Every record should be repeated exactly, except that pictures are left out.

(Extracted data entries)
★ ★ ★ ★ ★ ★ ★

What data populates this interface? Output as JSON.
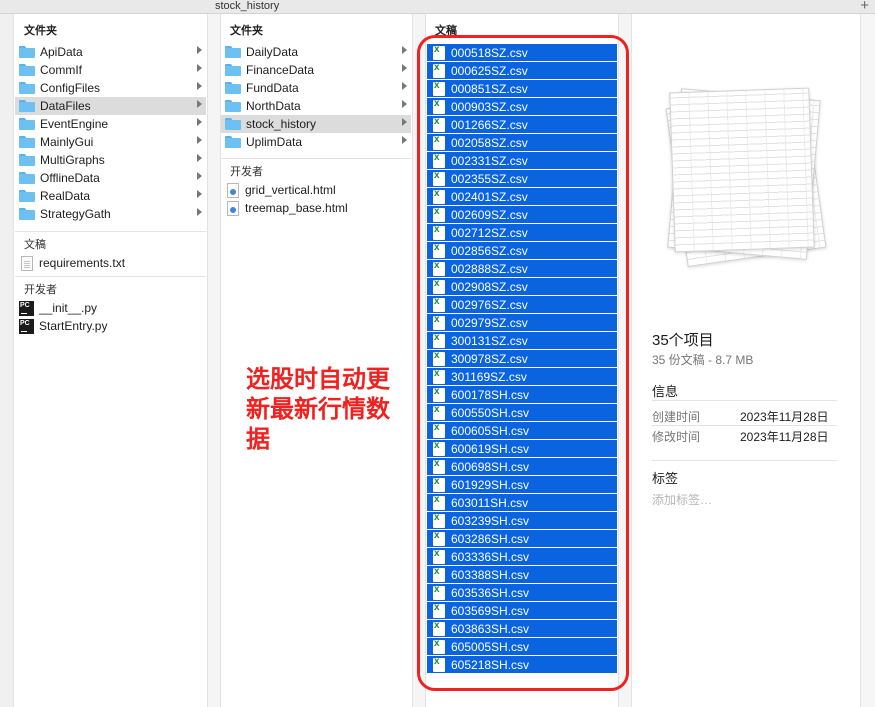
{
  "window": {
    "title": "stock_history"
  },
  "col1": {
    "header": "文件夹",
    "folders": [
      "ApiData",
      "CommIf",
      "ConfigFiles",
      "DataFiles",
      "EventEngine",
      "MainlyGui",
      "MultiGraphs",
      "OfflineData",
      "RealData",
      "StrategyGath"
    ],
    "docs_header": "文稿",
    "docs": [
      "requirements.txt"
    ],
    "dev_header": "开发者",
    "dev": [
      "__init__.py",
      "StartEntry.py"
    ]
  },
  "col2": {
    "header": "文件夹",
    "folders": [
      "DailyData",
      "FinanceData",
      "FundData",
      "NorthData",
      "stock_history",
      "UplimData"
    ],
    "dev_header": "开发者",
    "dev": [
      "grid_vertical.html",
      "treemap_base.html"
    ]
  },
  "col3": {
    "header": "文稿",
    "files": [
      "000518SZ.csv",
      "000625SZ.csv",
      "000851SZ.csv",
      "000903SZ.csv",
      "001266SZ.csv",
      "002058SZ.csv",
      "002331SZ.csv",
      "002355SZ.csv",
      "002401SZ.csv",
      "002609SZ.csv",
      "002712SZ.csv",
      "002856SZ.csv",
      "002888SZ.csv",
      "002908SZ.csv",
      "002976SZ.csv",
      "002979SZ.csv",
      "300131SZ.csv",
      "300978SZ.csv",
      "301169SZ.csv",
      "600178SH.csv",
      "600550SH.csv",
      "600605SH.csv",
      "600619SH.csv",
      "600698SH.csv",
      "601929SH.csv",
      "603011SH.csv",
      "603239SH.csv",
      "603286SH.csv",
      "603336SH.csv",
      "603388SH.csv",
      "603536SH.csv",
      "603569SH.csv",
      "603863SH.csv",
      "605005SH.csv",
      "605218SH.csv"
    ]
  },
  "annotation": {
    "text": "选股时自动更新最新行情数据",
    "color": "#f0211f"
  },
  "info": {
    "count_title": "35个项目",
    "count_sub": "35 份文稿 - 8.7 MB",
    "section_info": "信息",
    "created_label": "创建时间",
    "created_value": "2023年11月28日",
    "modified_label": "修改时间",
    "modified_value": "2023年11月28日",
    "section_tags": "标签",
    "tags_placeholder": "添加标签…"
  },
  "colors": {
    "selection": "#0a64e0",
    "folder": "#6cc0f2",
    "highlight_box": "#f0211f"
  }
}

★ ★ ★ ★ ★ ★ ★

> [OUTPUT FOR THIS TASK]
What data populates this interface? Output as JSON.
{
  "window": {
    "title": "stock_history"
  },
  "col1": {
    "header": "文件夹",
    "folders": [
      "ApiData",
      "CommIf",
      "ConfigFiles",
      "DataFiles",
      "EventEngine",
      "MainlyGui",
      "MultiGraphs",
      "OfflineData",
      "RealData",
      "StrategyGath"
    ],
    "docs_header": "文稿",
    "docs": [
      "requirements.txt"
    ],
    "dev_header": "开发者",
    "dev": [
      "__init__.py",
      "StartEntry.py"
    ]
  },
  "col2": {
    "header": "文件夹",
    "folders": [
      "DailyData",
      "FinanceData",
      "FundData",
      "NorthData",
      "stock_history",
      "UplimData"
    ],
    "dev_header": "开发者",
    "dev": [
      "grid_vertical.html",
      "treemap_base.html"
    ]
  },
  "col3": {
    "header": "文稿",
    "files": [
      "000518SZ.csv",
      "000625SZ.csv",
      "000851SZ.csv",
      "000903SZ.csv",
      "001266SZ.csv",
      "002058SZ.csv",
      "002331SZ.csv",
      "002355SZ.csv",
      "002401SZ.csv",
      "002609SZ.csv",
      "002712SZ.csv",
      "002856SZ.csv",
      "002888SZ.csv",
      "002908SZ.csv",
      "002976SZ.csv",
      "002979SZ.csv",
      "300131SZ.csv",
      "300978SZ.csv",
      "301169SZ.csv",
      "600178SH.csv",
      "600550SH.csv",
      "600605SH.csv",
      "600619SH.csv",
      "600698SH.csv",
      "601929SH.csv",
      "603011SH.csv",
      "603239SH.csv",
      "603286SH.csv",
      "603336SH.csv",
      "603388SH.csv",
      "603536SH.csv",
      "603569SH.csv",
      "603863SH.csv",
      "605005SH.csv",
      "605218SH.csv"
    ]
  },
  "annotation": {
    "text": "选股时自动更新最新行情数据",
    "color": "#f0211f"
  },
  "info": {
    "count_title": "35个项目",
    "count_sub": "35 份文稿 - 8.7 MB",
    "section_info": "信息",
    "created_label": "创建时间",
    "created_value": "2023年11月28日",
    "modified_label": "修改时间",
    "modified_value": "2023年11月28日",
    "section_tags": "标签",
    "tags_placeholder": "添加标签…"
  },
  "colors": {
    "selection": "#0a64e0",
    "folder": "#6cc0f2",
    "highlight_box": "#f0211f"
  }
}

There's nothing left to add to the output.